[Items listed in a dataset]
══════
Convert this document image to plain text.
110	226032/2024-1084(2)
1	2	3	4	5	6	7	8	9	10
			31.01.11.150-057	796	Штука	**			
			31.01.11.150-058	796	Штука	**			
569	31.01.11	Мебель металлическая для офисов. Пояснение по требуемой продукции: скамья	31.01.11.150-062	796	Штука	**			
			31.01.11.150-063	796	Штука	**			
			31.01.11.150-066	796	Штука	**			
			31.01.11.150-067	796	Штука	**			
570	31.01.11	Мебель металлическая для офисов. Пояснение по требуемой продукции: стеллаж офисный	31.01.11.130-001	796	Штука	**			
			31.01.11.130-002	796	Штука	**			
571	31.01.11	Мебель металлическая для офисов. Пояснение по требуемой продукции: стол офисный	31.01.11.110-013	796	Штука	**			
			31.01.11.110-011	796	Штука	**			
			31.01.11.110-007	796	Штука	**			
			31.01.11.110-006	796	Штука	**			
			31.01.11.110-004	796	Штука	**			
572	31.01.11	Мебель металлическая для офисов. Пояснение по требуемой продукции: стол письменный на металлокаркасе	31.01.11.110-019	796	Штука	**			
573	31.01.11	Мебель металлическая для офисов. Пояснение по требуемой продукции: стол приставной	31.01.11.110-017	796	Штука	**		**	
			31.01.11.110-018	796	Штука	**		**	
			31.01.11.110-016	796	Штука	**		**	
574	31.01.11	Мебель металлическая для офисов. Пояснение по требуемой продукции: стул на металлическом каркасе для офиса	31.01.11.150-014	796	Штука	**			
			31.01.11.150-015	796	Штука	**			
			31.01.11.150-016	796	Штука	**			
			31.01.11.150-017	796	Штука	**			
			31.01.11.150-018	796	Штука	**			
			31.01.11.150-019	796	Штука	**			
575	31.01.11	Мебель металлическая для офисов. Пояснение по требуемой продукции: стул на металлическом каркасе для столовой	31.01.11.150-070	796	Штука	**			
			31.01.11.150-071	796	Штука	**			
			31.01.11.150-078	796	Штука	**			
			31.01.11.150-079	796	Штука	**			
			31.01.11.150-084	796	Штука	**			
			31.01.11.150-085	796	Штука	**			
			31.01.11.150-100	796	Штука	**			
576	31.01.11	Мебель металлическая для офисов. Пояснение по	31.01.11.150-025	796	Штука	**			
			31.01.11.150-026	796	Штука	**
══════
- **Problem to work on**: Copy the data above exactly. Every line must be included.

- **Full response**:
Convert this document image to plain text.
110	226032/2024-1084(2)
1	2	3	4	5	6	7	8	9	10
			31.01.11.150-057	796	Штука	**			
			31.01.11.150-058	796	Штука	**			
569	31.01.11	Мебель металлическая для офисов. Пояснение по требуемой продукции: скамья	31.01.11.150-062	796	Штука	**			
			31.01.11.150-063	796	Штука	**			
			31.01.11.150-066	796	Штука	**			
			31.01.11.150-067	796	Штука	**			
570	31.01.11	Мебель металлическая для офисов. Пояснение по требуемой продукции: стеллаж офисный	31.01.11.130-001	796	Штука	**			
			31.01.11.130-002	796	Штука	**			
571	31.01.11	Мебель металлическая для офисов. Пояснение по требуемой продукции: стол офисный	31.01.11.110-013	796	Штука	**			
			31.01.11.110-011	796	Штука	**			
			31.01.11.110-007	796	Штука	**			
			31.01.11.110-006	796	Штука	**			
			31.01.11.110-004	796	Штука	**			
572	31.01.11	Мебель металлическая для офисов. Пояснение по требуемой продукции: стол письменный на металлокаркасе	31.01.11.110-019	796	Штука	**			
573	31.01.11	Мебель металлическая для офисов. Пояснение по требуемой продукции: стол приставной	31.01.11.110-017	796	Штука	**		**	
			31.01.11.110-018	796	Штука	**		**	
			31.01.11.110-016	796	Штука	**		**	
574	31.01.11	Мебель металлическая для офисов. Пояснение по требуемой продукции: стул на металлическом каркасе для офиса	31.01.11.150-014	796	Штука	**			
			31.01.11.150-015	796	Штука	**			
			31.01.11.150-016	796	Штука	**			
			31.01.11.150-017	796	Штука	**			
			31.01.11.150-018	796	Штука	**			
			31.01.11.150-019	796	Штука	**			
575	31.01.11	Мебель металлическая для офисов. Пояснение по требуемой продукции: стул на металлическом каркасе для столовой	31.01.11.150-070	796	Штука	**			
			31.01.11.150-071	796	Штука	**			
			31.01.11.150-078	796	Штука	**			
			31.01.11.150-079	796	Штука	**			
			31.01.11.150-084	796	Штука	**			
			31.01.11.150-085	796	Штука	**			
			31.01.11.150-100	796	Штука	**			
576	31.01.11	Мебель металлическая для офисов. Пояснение по	31.01.11.150-025	796	Штука	**			
			31.01.11.150-026	796	Штука	**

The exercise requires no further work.